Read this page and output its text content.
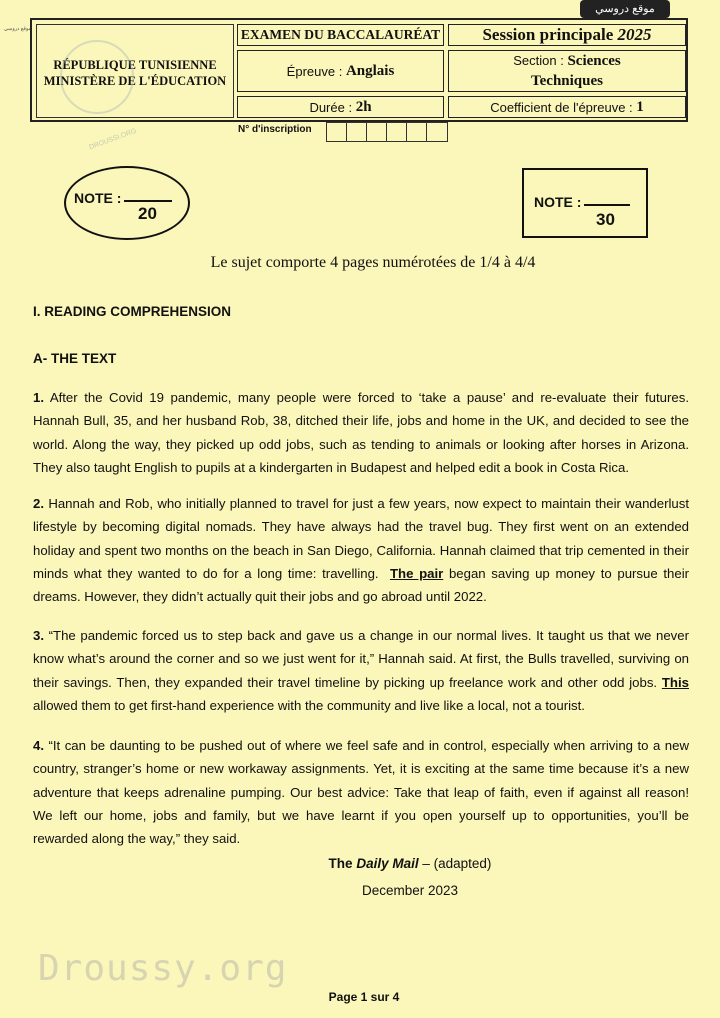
موقع دروسي
موقع دروسي
RÉPUBLIQUE TUNISIENNE
MINISTÈRE DE L'ÉDUCATION
EXAMEN DU BACCALAURÉAT Session principale
2025
Épreuve :
Anglais
Section : Sciences
Techniques
Durée :
2h	Coefficient de l'épreuve :
1
DROUSSI.ORG	N° d'inscription
NOTE :
20
NOTE :
30
Le sujet comporte 4 pages numérotées de 1/4 à 4/4
I. READING COMPREHENSION
A- THE TEXT
1. After the Covid 19 pandemic, many people were forced to ‘take a pause’ and re-evaluate their futures.
Hannah Bull, 35, and her husband Rob, 38, ditched their life, jobs and home in the UK, and decided to see the
world. Along the way, they picked up odd jobs, such as tending to animals or looking after horses in Arizona.
They also taught English to pupils at a kindergarten in Budapest and helped edit a book in Costa Rica.
2. Hannah and Rob, who initially planned to travel for just a few years, now expect to maintain their wanderlust
lifestyle by becoming digital nomads. They have always had the travel bug. They first went on an extended
holiday and spent two months on the beach in San Diego, California. Hannah claimed that trip cemented in their
minds what they wanted to do for a long time: travelling. The pair began saving up money to pursue their
dreams. However, they didn’t actually quit their jobs and go abroad until 2022.
3. “The pandemic forced us to step back and gave us a change in our normal lives. It taught us that we never
know what’s around the corner and so we just went for it,” Hannah said. At first, the Bulls travelled, surviving on
their savings. Then, they expanded their travel timeline by picking up freelance work and other odd jobs. This
allowed them to get first-hand experience with the community and live like a local, not a tourist.
4. “It can be daunting to be pushed out of where we feel safe and in control, especially when arriving to a new
country, stranger’s home or new workaway assignments. Yet, it is exciting at the same time because it’s a new
adventure that keeps adrenaline pumping. Our best advice: Take that leap of faith, even if against all reason!
We left our home, jobs and family, but we have learnt if you open yourself up to opportunities, you’ll be
rewarded along the way,” they said.
The Daily Mail – (adapted)
December 2023
Droussy.org
Page 1 sur 4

#####

● **TASK DIRECTIONS**
All entries are to be retyped exactly. Omit any embedded images.

● **EXERCISE SOLUTION**
Read this page and output its text content.
موقع دروسي
موقع دروسي
RÉPUBLIQUE TUNISIENNE
MINISTÈRE DE L'ÉDUCATION
EXAMEN DU BACCALAURÉAT Session principale
2025
Épreuve :
Anglais
Section : Sciences
Techniques
Durée :
2h	Coefficient de l'épreuve :
1
DROUSSI.ORG	N° d'inscription
NOTE :
20
NOTE :
30
Le sujet comporte 4 pages numérotées de 1/4 à 4/4
I. READING COMPREHENSION
A- THE TEXT
1. After the Covid 19 pandemic, many people were forced to ‘take a pause’ and re-evaluate their futures.
Hannah Bull, 35, and her husband Rob, 38, ditched their life, jobs and home in the UK, and decided to see the
world. Along the way, they picked up odd jobs, such as tending to animals or looking after horses in Arizona.
They also taught English to pupils at a kindergarten in Budapest and helped edit a book in Costa Rica.
2. Hannah and Rob, who initially planned to travel for just a few years, now expect to maintain their wanderlust
lifestyle by becoming digital nomads. They have always had the travel bug. They first went on an extended
holiday and spent two months on the beach in San Diego, California. Hannah claimed that trip cemented in their
minds what they wanted to do for a long time: travelling. The pair began saving up money to pursue their
dreams. However, they didn’t actually quit their jobs and go abroad until 2022.
3. “The pandemic forced us to step back and gave us a change in our normal lives. It taught us that we never
know what’s around the corner and so we just went for it,” Hannah said. At first, the Bulls travelled, surviving on
their savings. Then, they expanded their travel timeline by picking up freelance work and other odd jobs. This
allowed them to get first-hand experience with the community and live like a local, not a tourist.
4. “It can be daunting to be pushed out of where we feel safe and in control, especially when arriving to a new
country, stranger’s home or new workaway assignments. Yet, it is exciting at the same time because it’s a new
adventure that keeps adrenaline pumping. Our best advice: Take that leap of faith, even if against all reason!
We left our home, jobs and family, but we have learnt if you open yourself up to opportunities, you’ll be
rewarded along the way,” they said.
The Daily Mail – (adapted)
December 2023
Droussy.org
Page 1 sur 4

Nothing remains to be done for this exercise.